* _Work required_
Report, as a bare number, how many lines of the material below contain the word "note".

* _Provided material_

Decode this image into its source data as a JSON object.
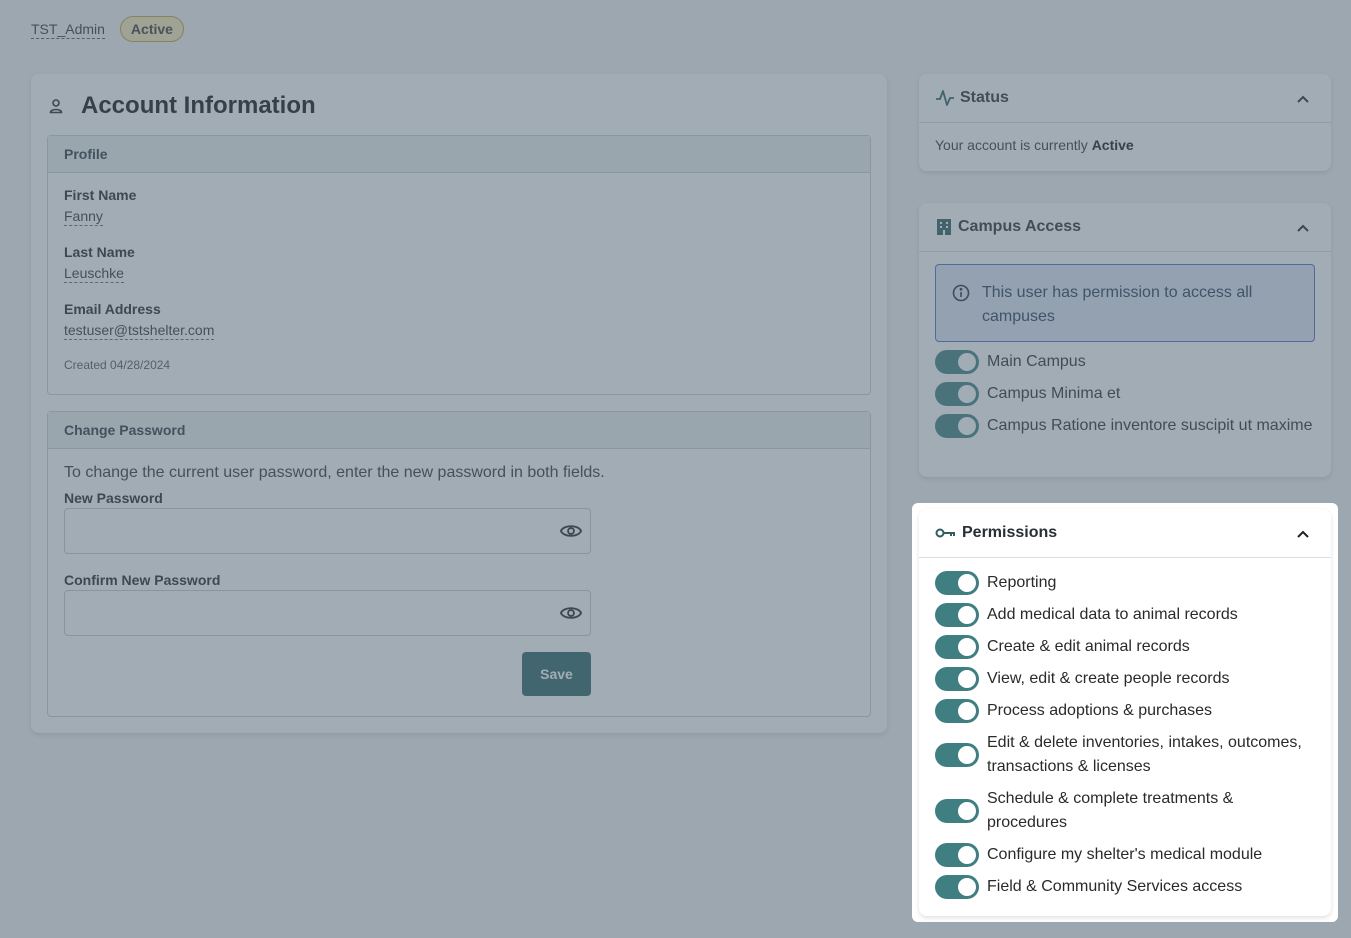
{
  "header": {
    "username": "TST_Admin",
    "status_badge": "Active"
  },
  "account": {
    "title": "Account Information",
    "profile": {
      "heading": "Profile",
      "first_name_label": "First Name",
      "first_name": "Fanny",
      "last_name_label": "Last Name",
      "last_name": "Leuschke",
      "email_label": "Email Address",
      "email": "testuser@tstshelter.com",
      "created": "Created 04/28/2024"
    },
    "password": {
      "heading": "Change Password",
      "description": "To change the current user password, enter the new password in both fields.",
      "new_label": "New Password",
      "confirm_label": "Confirm New Password",
      "save_label": "Save"
    }
  },
  "status": {
    "title": "Status",
    "text_prefix": "Your account is currently",
    "value": "Active"
  },
  "campus": {
    "title": "Campus Access",
    "info": "This user has permission to access all campuses",
    "items": [
      {
        "label": "Main Campus",
        "on": true
      },
      {
        "label": "Campus Minima et",
        "on": true
      },
      {
        "label": "Campus Ratione inventore suscipit ut maxime",
        "on": true
      }
    ]
  },
  "permissions": {
    "title": "Permissions",
    "items": [
      {
        "label": "Reporting",
        "on": true
      },
      {
        "label": "Add medical data to animal records",
        "on": true
      },
      {
        "label": "Create & edit animal records",
        "on": true
      },
      {
        "label": "View, edit & create people records",
        "on": true
      },
      {
        "label": "Process adoptions & purchases",
        "on": true
      },
      {
        "label": "Edit & delete inventories, intakes, outcomes, transactions & licenses",
        "on": true
      },
      {
        "label": "Schedule & complete treatments & procedures",
        "on": true
      },
      {
        "label": "Configure my shelter's medical module",
        "on": true
      },
      {
        "label": "Field & Community Services access",
        "on": true
      }
    ]
  },
  "colors": {
    "toggle_on": "#3f7f81",
    "primary_button": "#2e6467",
    "info_border": "#4c6ecb",
    "overlay": "#546776"
  }
}
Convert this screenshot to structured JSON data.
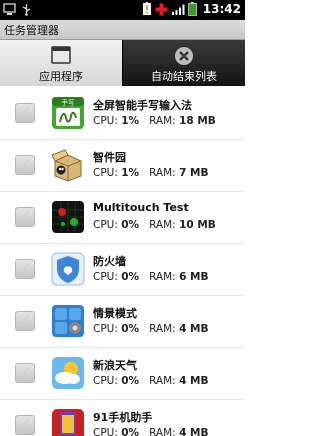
{
  "status_bar": {
    "time": "13:42",
    "icons": [
      "monitor-icon",
      "usb-icon",
      "battery-alert-icon",
      "red-cross-icon",
      "signal-icon",
      "battery-icon"
    ]
  },
  "title_bar": {
    "title": "任务管理器"
  },
  "tabs": [
    {
      "label": "应用程序",
      "icon": "window-icon",
      "active": true
    },
    {
      "label": "自动结束列表",
      "icon": "close-circle-icon",
      "active": false
    }
  ],
  "labels": {
    "cpu": "CPU:",
    "ram": "RAM:"
  },
  "apps": [
    {
      "name": "全屏智能手写输入法",
      "cpu": "1%",
      "ram": "18 MB",
      "icon": "handwriting-app-icon"
    },
    {
      "name": "智件园",
      "cpu": "1%",
      "ram": "7 MB",
      "icon": "box-app-icon"
    },
    {
      "name": "Multitouch Test",
      "cpu": "0%",
      "ram": "10 MB",
      "icon": "multitouch-app-icon"
    },
    {
      "name": "防火墙",
      "cpu": "0%",
      "ram": "6 MB",
      "icon": "firewall-app-icon"
    },
    {
      "name": "情景模式",
      "cpu": "0%",
      "ram": "4 MB",
      "icon": "profile-app-icon"
    },
    {
      "name": "新浪天气",
      "cpu": "0%",
      "ram": "4 MB",
      "icon": "weather-app-icon"
    },
    {
      "name": "91手机助手",
      "cpu": "0%",
      "ram": "4 MB",
      "icon": "phone-assistant-app-icon"
    }
  ],
  "colors": {
    "accent_green": "#3a9a2a",
    "alert_red": "#e02020"
  }
}
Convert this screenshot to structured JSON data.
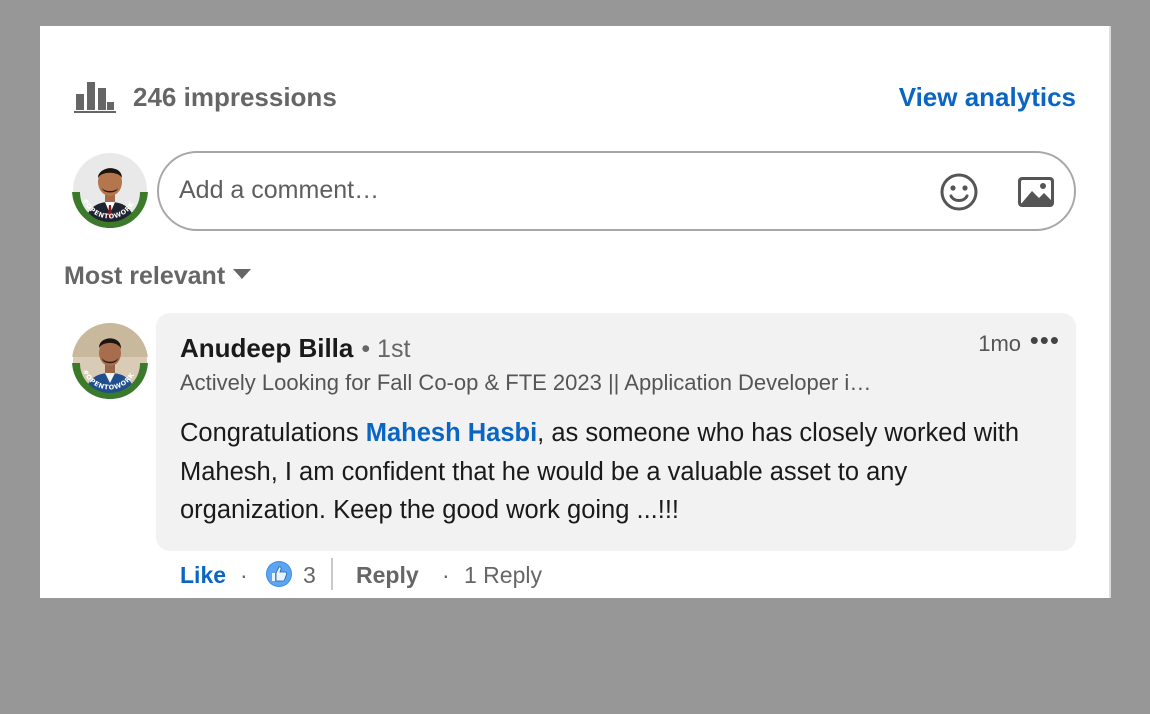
{
  "stats": {
    "impressions_text": "246 impressions",
    "view_analytics_label": "View analytics"
  },
  "composer": {
    "placeholder": "Add a comment…"
  },
  "sort": {
    "label": "Most relevant"
  },
  "comment": {
    "author_name": "Anudeep Billa",
    "degree": "• 1st",
    "timestamp": "1mo",
    "more_label": "•••",
    "headline": "Actively Looking for Fall Co-op & FTE 2023 || Application Developer i…",
    "text_before": "Congratulations ",
    "mention": "Mahesh Hasbi",
    "text_after": ", as someone who has closely worked with Mahesh, I am confident that he would be a valuable asset to any organization. Keep the good work going ...!!!"
  },
  "actions": {
    "like_label": "Like",
    "separator": "·",
    "reaction_count": "3",
    "reply_label": "Reply",
    "replies_text": "1 Reply"
  },
  "avatars": {
    "frame_text": "#OPENTOWORK",
    "frame_color": "#3b7a2a"
  },
  "icons": {
    "analytics": "bar-chart-icon",
    "emoji": "smiley-icon",
    "image": "image-icon",
    "reaction": "thumbs-up-icon"
  },
  "colors": {
    "accent": "#0a66c2",
    "page_background": "#979797",
    "bubble": "#f2f2f2"
  }
}
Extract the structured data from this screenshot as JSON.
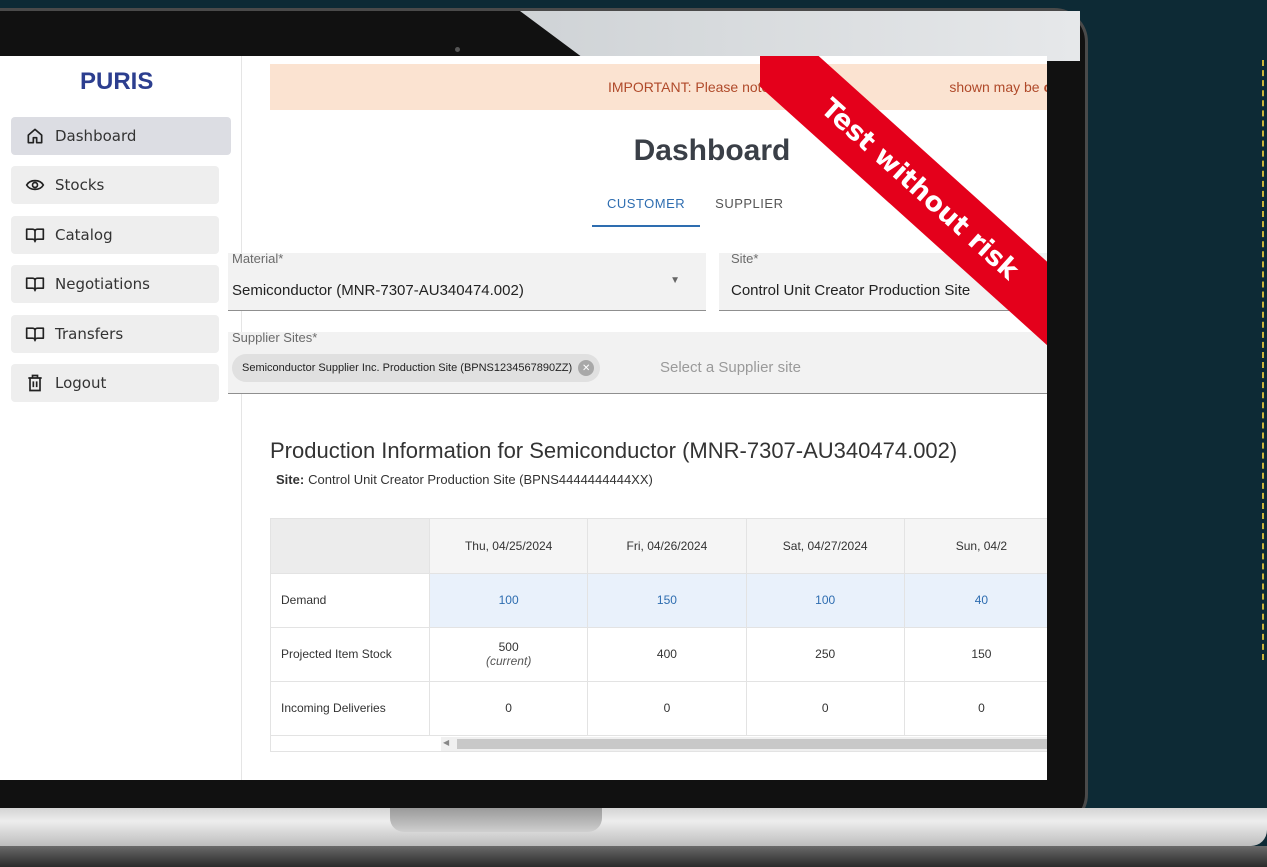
{
  "app": {
    "brand": "PURIS"
  },
  "sidebar": {
    "items": [
      {
        "label": "Dashboard",
        "icon": "home-icon"
      },
      {
        "label": "Stocks",
        "icon": "eye-icon"
      },
      {
        "label": "Catalog",
        "icon": "book-icon"
      },
      {
        "label": "Negotiations",
        "icon": "book-icon"
      },
      {
        "label": "Transfers",
        "icon": "book-icon"
      },
      {
        "label": "Logout",
        "icon": "trash-icon"
      }
    ]
  },
  "banner": {
    "text": "IMPORTANT: Please note",
    "text_tail": "shown may be",
    "bold": "competit"
  },
  "page": {
    "title": "Dashboard"
  },
  "tabs": {
    "customer": "CUSTOMER",
    "supplier": "SUPPLIER"
  },
  "filters": {
    "material": {
      "label": "Material*",
      "value": "Semiconductor (MNR-7307-AU340474.002)"
    },
    "site": {
      "label": "Site*",
      "value": "Control Unit Creator Production Site"
    },
    "supplier_sites": {
      "label": "Supplier Sites*",
      "chip": "Semiconductor Supplier Inc. Production Site (BPNS1234567890ZZ)",
      "placeholder": "Select a Supplier site"
    }
  },
  "production": {
    "title": "Production Information for Semiconductor (MNR-7307-AU340474.002)",
    "site_label": "Site:",
    "site_value": "Control Unit Creator Production Site (BPNS4444444444XX)",
    "columns": [
      "Thu, 04/25/2024",
      "Fri, 04/26/2024",
      "Sat, 04/27/2024",
      "Sun, 04/2"
    ],
    "rows": [
      {
        "label": "Demand",
        "values": [
          "100",
          "150",
          "100",
          "40"
        ]
      },
      {
        "label": "Projected Item Stock",
        "values": [
          "500",
          "400",
          "250",
          "150"
        ],
        "note": "(current)"
      },
      {
        "label": "Incoming Deliveries",
        "values": [
          "0",
          "0",
          "0",
          "0"
        ]
      }
    ]
  },
  "ribbon": {
    "text": "Test without risk",
    "color": "#e4001b"
  }
}
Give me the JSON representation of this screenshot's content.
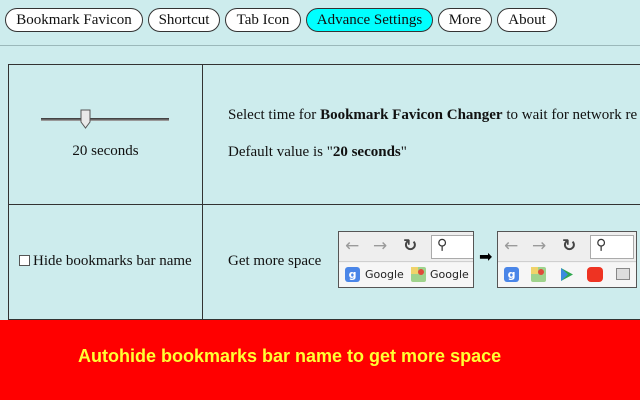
{
  "tabs": [
    {
      "label": "Bookmark Favicon",
      "active": false
    },
    {
      "label": "Shortcut",
      "active": false
    },
    {
      "label": "Tab Icon",
      "active": false
    },
    {
      "label": "Advance Settings",
      "active": true
    },
    {
      "label": "More",
      "active": false
    },
    {
      "label": "About",
      "active": false
    }
  ],
  "settings": {
    "wait_time": {
      "slider_label": "20 seconds",
      "slider_fraction": 0.33,
      "desc_prefix": "Select time for ",
      "desc_app_name": "Bookmark Favicon Changer",
      "desc_suffix": " to wait for network re",
      "default_prefix": "Default value is \"",
      "default_value": "20 seconds",
      "default_suffix": "\""
    },
    "hide_names": {
      "checkbox_label": "Hide bookmarks bar name",
      "checked": false,
      "description": "Get more space",
      "preview_before": {
        "bookmarks": [
          "Google",
          "Google M"
        ]
      }
    }
  },
  "banner": {
    "text": "Autohide bookmarks bar name to get more space",
    "background": "#ff0000",
    "text_color": "#ffff33"
  },
  "colors": {
    "page_background": "#cdeced",
    "active_tab": "#00ffff",
    "tab": "#ffffff"
  },
  "icons": [
    "back-arrow-icon",
    "forward-arrow-icon",
    "reload-icon",
    "search-icon",
    "google-icon",
    "maps-icon",
    "play-store-icon",
    "youtube-icon",
    "right-arrow-icon"
  ]
}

* _Solution to this task_
2